Request
Write out the complete material exactly as it stands.

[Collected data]
========================================

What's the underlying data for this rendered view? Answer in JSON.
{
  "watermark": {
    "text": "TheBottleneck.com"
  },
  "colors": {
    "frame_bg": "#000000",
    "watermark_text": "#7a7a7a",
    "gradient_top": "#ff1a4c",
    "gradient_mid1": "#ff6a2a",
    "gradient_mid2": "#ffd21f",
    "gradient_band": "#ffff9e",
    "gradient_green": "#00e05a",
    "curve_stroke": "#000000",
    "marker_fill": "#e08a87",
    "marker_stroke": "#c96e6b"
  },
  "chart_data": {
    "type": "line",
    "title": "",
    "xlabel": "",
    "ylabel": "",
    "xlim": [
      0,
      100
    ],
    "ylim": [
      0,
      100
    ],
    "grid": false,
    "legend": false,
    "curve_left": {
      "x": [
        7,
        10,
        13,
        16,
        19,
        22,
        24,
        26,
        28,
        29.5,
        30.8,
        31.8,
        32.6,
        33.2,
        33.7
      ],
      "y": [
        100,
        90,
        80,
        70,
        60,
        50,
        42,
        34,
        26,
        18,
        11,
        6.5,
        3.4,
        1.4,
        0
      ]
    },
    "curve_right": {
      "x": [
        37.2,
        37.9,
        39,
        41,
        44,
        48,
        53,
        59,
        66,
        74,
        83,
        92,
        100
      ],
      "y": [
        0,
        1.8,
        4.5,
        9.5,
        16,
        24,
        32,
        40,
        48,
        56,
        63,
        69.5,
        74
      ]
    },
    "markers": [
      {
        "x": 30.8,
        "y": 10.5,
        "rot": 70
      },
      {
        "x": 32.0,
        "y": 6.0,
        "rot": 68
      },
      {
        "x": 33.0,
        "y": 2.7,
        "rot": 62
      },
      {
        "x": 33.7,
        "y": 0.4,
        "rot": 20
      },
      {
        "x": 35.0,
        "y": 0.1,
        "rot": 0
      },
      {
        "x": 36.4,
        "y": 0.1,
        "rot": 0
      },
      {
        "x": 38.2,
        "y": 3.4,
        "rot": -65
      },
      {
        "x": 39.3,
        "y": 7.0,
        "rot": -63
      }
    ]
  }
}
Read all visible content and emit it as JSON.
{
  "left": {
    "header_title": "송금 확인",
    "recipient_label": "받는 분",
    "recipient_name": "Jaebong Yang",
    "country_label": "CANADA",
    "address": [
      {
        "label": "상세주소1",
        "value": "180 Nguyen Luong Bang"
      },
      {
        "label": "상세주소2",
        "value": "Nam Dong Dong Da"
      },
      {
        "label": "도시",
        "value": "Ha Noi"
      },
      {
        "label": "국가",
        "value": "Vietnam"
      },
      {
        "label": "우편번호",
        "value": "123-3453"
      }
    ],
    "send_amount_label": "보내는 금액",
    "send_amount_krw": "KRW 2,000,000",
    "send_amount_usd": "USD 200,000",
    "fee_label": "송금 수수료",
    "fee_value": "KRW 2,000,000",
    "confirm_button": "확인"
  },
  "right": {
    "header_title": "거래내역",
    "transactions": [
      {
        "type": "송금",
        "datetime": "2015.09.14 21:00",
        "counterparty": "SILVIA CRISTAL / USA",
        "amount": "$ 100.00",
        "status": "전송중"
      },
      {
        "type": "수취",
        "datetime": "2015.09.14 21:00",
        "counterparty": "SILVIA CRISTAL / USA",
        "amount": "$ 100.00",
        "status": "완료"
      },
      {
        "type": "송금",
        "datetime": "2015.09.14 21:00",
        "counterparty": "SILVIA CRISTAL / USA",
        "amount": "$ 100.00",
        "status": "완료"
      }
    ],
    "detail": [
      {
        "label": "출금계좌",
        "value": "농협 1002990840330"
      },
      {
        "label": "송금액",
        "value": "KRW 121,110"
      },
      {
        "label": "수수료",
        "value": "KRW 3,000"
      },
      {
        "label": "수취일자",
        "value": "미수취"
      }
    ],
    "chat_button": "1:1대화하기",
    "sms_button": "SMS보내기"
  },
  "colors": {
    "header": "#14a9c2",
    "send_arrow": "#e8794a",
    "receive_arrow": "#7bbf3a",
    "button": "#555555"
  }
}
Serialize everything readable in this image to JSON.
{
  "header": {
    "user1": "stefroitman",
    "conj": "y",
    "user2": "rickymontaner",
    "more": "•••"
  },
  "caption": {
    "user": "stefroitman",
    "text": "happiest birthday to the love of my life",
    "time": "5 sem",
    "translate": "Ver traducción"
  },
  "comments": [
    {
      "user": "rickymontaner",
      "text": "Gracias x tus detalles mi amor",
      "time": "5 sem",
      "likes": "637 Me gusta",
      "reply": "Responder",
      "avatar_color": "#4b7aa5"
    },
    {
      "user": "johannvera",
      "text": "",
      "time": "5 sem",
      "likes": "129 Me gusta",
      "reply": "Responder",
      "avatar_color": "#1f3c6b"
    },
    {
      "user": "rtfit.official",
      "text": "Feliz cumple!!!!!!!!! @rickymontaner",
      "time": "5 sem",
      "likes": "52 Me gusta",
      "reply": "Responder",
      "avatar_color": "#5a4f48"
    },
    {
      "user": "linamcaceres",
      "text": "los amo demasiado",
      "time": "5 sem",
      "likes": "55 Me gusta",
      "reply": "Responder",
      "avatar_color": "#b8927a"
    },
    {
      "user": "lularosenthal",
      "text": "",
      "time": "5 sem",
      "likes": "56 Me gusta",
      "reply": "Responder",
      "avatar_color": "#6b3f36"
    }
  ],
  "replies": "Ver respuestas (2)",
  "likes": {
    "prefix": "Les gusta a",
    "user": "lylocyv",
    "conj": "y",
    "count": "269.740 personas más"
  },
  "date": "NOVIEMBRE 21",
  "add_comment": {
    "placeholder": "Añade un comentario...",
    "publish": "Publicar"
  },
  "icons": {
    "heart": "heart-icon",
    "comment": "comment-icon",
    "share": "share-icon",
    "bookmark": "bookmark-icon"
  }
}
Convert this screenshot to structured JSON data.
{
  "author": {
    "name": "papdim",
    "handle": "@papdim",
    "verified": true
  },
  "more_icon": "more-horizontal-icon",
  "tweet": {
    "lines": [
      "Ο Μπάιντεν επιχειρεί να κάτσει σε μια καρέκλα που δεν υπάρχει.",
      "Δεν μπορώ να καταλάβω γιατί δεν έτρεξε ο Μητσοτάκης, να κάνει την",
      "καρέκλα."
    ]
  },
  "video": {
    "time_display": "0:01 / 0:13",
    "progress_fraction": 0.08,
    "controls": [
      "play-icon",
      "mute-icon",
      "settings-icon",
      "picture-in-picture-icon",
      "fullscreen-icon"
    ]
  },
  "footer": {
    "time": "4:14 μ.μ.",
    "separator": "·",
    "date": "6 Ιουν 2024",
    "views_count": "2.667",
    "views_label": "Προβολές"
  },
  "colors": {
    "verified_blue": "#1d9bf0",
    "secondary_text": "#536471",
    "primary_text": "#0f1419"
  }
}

========================================

Full solution
What's the underlying data for this rendered view? Answer in JSON.
{
  "watermark": {
    "text": "TheBottleneck.com"
  },
  "colors": {
    "frame_bg": "#000000",
    "watermark_text": "#7a7a7a",
    "gradient_top": "#ff1a4c",
    "gradient_mid1": "#ff6a2a",
    "gradient_mid2": "#ffd21f",
    "gradient_band": "#ffff9e",
    "gradient_green": "#00e05a",
    "curve_stroke": "#000000",
    "marker_fill": "#e08a87",
    "marker_stroke": "#c96e6b"
  },
  "chart_data": {
    "type": "line",
    "title": "",
    "xlabel": "",
    "ylabel": "",
    "xlim": [
      0,
      100
    ],
    "ylim": [
      0,
      100
    ],
    "grid": false,
    "legend": false,
    "curve_left": {
      "x": [
        7,
        10,
        13,
        16,
        19,
        22,
        24,
        26,
        28,
        29.5,
        30.8,
        31.8,
        32.6,
        33.2,
        33.7
      ],
      "y": [
        100,
        90,
        80,
        70,
        60,
        50,
        42,
        34,
        26,
        18,
        11,
        6.5,
        3.4,
        1.4,
        0
      ]
    },
    "curve_right": {
      "x": [
        37.2,
        37.9,
        39,
        41,
        44,
        48,
        53,
        59,
        66,
        74,
        83,
        92,
        100
      ],
      "y": [
        0,
        1.8,
        4.5,
        9.5,
        16,
        24,
        32,
        40,
        48,
        56,
        63,
        69.5,
        74
      ]
    },
    "markers": [
      {
        "x": 30.8,
        "y": 10.5,
        "rot": 70
      },
      {
        "x": 32.0,
        "y": 6.0,
        "rot": 68
      },
      {
        "x": 33.0,
        "y": 2.7,
        "rot": 62
      },
      {
        "x": 33.7,
        "y": 0.4,
        "rot": 20
      },
      {
        "x": 35.0,
        "y": 0.1,
        "rot": 0
      },
      {
        "x": 36.4,
        "y": 0.1,
        "rot": 0
      },
      {
        "x": 38.2,
        "y": 3.4,
        "rot": -65
      },
      {
        "x": 39.3,
        "y": 7.0,
        "rot": -63
      }
    ]
  }
}
Read all visible content and emit it as JSON.
{
  "left": {
    "header_title": "송금 확인",
    "recipient_label": "받는 분",
    "recipient_name": "Jaebong Yang",
    "country_label": "CANADA",
    "address": [
      {
        "label": "상세주소1",
        "value": "180 Nguyen Luong Bang"
      },
      {
        "label": "상세주소2",
        "value": "Nam Dong Dong Da"
      },
      {
        "label": "도시",
        "value": "Ha Noi"
      },
      {
        "label": "국가",
        "value": "Vietnam"
      },
      {
        "label": "우편번호",
        "value": "123-3453"
      }
    ],
    "send_amount_label": "보내는 금액",
    "send_amount_krw": "KRW 2,000,000",
    "send_amount_usd": "USD 200,000",
    "fee_label": "송금 수수료",
    "fee_value": "KRW 2,000,000",
    "confirm_button": "확인"
  },
  "right": {
    "header_title": "거래내역",
    "transactions": [
      {
        "type": "송금",
        "datetime": "2015.09.14 21:00",
        "counterparty": "SILVIA CRISTAL / USA",
        "amount": "$ 100.00",
        "status": "전송중"
      },
      {
        "type": "수취",
        "datetime": "2015.09.14 21:00",
        "counterparty": "SILVIA CRISTAL / USA",
        "amount": "$ 100.00",
        "status": "완료"
      },
      {
        "type": "송금",
        "datetime": "2015.09.14 21:00",
        "counterparty": "SILVIA CRISTAL / USA",
        "amount": "$ 100.00",
        "status": "완료"
      }
    ],
    "detail": [
      {
        "label": "출금계좌",
        "value": "농협 1002990840330"
      },
      {
        "label": "송금액",
        "value": "KRW 121,110"
      },
      {
        "label": "수수료",
        "value": "KRW 3,000"
      },
      {
        "label": "수취일자",
        "value": "미수취"
      }
    ],
    "chat_button": "1:1대화하기",
    "sms_button": "SMS보내기"
  },
  "colors": {
    "header": "#14a9c2",
    "send_arrow": "#e8794a",
    "receive_arrow": "#7bbf3a",
    "button": "#555555"
  }
}
Serialize everything readable in this image to JSON.
{
  "header": {
    "user1": "stefroitman",
    "conj": "y",
    "user2": "rickymontaner",
    "more": "•••"
  },
  "caption": {
    "user": "stefroitman",
    "text": "happiest birthday to the love of my life",
    "time": "5 sem",
    "translate": "Ver traducción"
  },
  "comments": [
    {
      "user": "rickymontaner",
      "text": "Gracias x tus detalles mi amor",
      "time": "5 sem",
      "likes": "637 Me gusta",
      "reply": "Responder",
      "avatar_color": "#4b7aa5"
    },
    {
      "user": "johannvera",
      "text": "",
      "time": "5 sem",
      "likes": "129 Me gusta",
      "reply": "Responder",
      "avatar_color": "#1f3c6b"
    },
    {
      "user": "rtfit.official",
      "text": "Feliz cumple!!!!!!!!! @rickymontaner",
      "time": "5 sem",
      "likes": "52 Me gusta",
      "reply": "Responder",
      "avatar_color": "#5a4f48"
    },
    {
      "user": "linamcaceres",
      "text": "los amo demasiado",
      "time": "5 sem",
      "likes": "55 Me gusta",
      "reply": "Responder",
      "avatar_color": "#b8927a"
    },
    {
      "user": "lularosenthal",
      "text": "",
      "time": "5 sem",
      "likes": "56 Me gusta",
      "reply": "Responder",
      "avatar_color": "#6b3f36"
    }
  ],
  "replies": "Ver respuestas (2)",
  "likes": {
    "prefix": "Les gusta a",
    "user": "lylocyv",
    "conj": "y",
    "count": "269.740 personas más"
  },
  "date": "NOVIEMBRE 21",
  "add_comment": {
    "placeholder": "Añade un comentario...",
    "publish": "Publicar"
  },
  "icons": {
    "heart": "heart-icon",
    "comment": "comment-icon",
    "share": "share-icon",
    "bookmark": "bookmark-icon"
  }
}
Convert this screenshot to structured JSON data.
{
  "author": {
    "name": "papdim",
    "handle": "@papdim",
    "verified": true
  },
  "more_icon": "more-horizontal-icon",
  "tweet": {
    "lines": [
      "Ο Μπάιντεν επιχειρεί να κάτσει σε μια καρέκλα που δεν υπάρχει.",
      "Δεν μπορώ να καταλάβω γιατί δεν έτρεξε ο Μητσοτάκης, να κάνει την",
      "καρέκλα."
    ]
  },
  "video": {
    "time_display": "0:01 / 0:13",
    "progress_fraction": 0.08,
    "controls": [
      "play-icon",
      "mute-icon",
      "settings-icon",
      "picture-in-picture-icon",
      "fullscreen-icon"
    ]
  },
  "footer": {
    "time": "4:14 μ.μ.",
    "separator": "·",
    "date": "6 Ιουν 2024",
    "views_count": "2.667",
    "views_label": "Προβολές"
  },
  "colors": {
    "verified_blue": "#1d9bf0",
    "secondary_text": "#536471",
    "primary_text": "#0f1419"
  }
}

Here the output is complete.